[Layout annotation records]
-------------------------
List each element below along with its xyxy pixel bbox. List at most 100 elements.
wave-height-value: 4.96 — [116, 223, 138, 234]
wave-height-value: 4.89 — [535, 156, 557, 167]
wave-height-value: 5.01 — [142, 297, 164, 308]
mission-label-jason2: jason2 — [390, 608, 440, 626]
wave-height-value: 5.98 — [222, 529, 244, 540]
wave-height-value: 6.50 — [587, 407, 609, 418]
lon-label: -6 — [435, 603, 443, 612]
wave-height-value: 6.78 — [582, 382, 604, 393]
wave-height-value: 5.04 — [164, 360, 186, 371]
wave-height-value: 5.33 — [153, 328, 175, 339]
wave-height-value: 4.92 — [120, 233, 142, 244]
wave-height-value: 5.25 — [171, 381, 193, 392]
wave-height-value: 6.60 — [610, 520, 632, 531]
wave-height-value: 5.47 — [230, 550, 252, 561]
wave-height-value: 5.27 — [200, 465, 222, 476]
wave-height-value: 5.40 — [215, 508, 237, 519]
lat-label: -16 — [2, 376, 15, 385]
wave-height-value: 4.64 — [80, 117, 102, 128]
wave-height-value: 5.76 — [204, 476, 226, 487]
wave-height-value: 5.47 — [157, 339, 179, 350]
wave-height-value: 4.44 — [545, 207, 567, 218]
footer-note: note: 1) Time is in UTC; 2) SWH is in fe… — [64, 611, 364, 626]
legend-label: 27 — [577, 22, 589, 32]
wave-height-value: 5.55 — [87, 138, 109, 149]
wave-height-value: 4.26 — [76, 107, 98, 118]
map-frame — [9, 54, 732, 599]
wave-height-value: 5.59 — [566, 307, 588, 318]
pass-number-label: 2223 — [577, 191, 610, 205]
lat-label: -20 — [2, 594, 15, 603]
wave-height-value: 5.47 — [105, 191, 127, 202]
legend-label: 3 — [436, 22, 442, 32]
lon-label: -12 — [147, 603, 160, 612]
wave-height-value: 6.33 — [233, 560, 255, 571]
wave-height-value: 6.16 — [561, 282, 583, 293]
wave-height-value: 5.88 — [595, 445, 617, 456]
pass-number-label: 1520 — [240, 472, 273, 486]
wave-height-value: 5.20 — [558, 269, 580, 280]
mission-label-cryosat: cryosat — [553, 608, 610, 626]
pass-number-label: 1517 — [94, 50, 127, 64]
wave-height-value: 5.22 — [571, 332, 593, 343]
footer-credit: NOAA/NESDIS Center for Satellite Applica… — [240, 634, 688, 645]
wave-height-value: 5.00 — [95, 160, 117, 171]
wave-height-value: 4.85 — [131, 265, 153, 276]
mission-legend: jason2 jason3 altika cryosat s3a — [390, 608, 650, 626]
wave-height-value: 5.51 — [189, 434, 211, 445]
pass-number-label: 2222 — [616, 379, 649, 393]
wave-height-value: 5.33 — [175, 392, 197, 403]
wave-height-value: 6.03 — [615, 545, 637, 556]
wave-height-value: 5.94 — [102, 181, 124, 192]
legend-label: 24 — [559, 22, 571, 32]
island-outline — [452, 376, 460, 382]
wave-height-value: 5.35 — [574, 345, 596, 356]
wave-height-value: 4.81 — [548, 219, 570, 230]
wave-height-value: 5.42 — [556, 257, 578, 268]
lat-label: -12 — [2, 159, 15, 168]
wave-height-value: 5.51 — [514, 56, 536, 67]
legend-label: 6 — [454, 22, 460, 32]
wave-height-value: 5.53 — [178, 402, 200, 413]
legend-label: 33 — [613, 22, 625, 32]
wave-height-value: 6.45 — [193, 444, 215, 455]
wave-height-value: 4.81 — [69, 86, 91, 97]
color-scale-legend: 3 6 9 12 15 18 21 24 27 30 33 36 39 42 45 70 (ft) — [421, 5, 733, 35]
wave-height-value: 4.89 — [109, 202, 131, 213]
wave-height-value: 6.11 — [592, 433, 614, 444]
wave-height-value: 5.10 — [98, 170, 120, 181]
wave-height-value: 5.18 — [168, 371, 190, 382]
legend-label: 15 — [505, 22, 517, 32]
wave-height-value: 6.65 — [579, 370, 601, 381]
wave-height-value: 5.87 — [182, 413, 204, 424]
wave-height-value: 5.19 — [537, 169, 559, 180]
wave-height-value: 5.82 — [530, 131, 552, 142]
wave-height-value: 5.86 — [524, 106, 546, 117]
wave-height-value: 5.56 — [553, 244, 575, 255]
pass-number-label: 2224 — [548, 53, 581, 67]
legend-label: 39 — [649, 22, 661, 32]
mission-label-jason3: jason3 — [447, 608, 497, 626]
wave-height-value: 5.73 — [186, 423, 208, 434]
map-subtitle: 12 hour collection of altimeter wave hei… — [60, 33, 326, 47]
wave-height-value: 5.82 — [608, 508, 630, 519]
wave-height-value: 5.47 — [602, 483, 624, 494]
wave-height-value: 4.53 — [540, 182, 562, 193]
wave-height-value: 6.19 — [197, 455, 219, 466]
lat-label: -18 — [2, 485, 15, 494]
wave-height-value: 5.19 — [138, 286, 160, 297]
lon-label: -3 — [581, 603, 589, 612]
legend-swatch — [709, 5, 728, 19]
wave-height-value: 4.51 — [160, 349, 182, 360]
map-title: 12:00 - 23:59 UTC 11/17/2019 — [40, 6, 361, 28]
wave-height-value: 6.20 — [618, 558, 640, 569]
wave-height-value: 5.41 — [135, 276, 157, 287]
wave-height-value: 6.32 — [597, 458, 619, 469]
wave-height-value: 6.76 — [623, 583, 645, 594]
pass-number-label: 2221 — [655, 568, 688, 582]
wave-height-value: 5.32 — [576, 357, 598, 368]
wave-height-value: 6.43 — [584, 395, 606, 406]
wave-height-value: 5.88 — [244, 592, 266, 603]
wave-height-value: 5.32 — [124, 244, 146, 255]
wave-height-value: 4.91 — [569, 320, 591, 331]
-------------------------
_Exercise prompt_
Pull out each line from the rows above that contains the string "legend", and copy those lines unchanged.

_Task solution_
legend-label: 27 — [577, 22, 589, 32]
legend-label: 3 — [436, 22, 442, 32]
mission-legend: jason2 jason3 altika cryosat s3a — [390, 608, 650, 626]
legend-label: 24 — [559, 22, 571, 32]
legend-label: 6 — [454, 22, 460, 32]
legend-label: 33 — [613, 22, 625, 32]
color-scale-legend: 3 6 9 12 15 18 21 24 27 30 33 36 39 42 45 70 (ft) — [421, 5, 733, 35]
legend-label: 15 — [505, 22, 517, 32]
legend-label: 39 — [649, 22, 661, 32]
legend-swatch — [709, 5, 728, 19]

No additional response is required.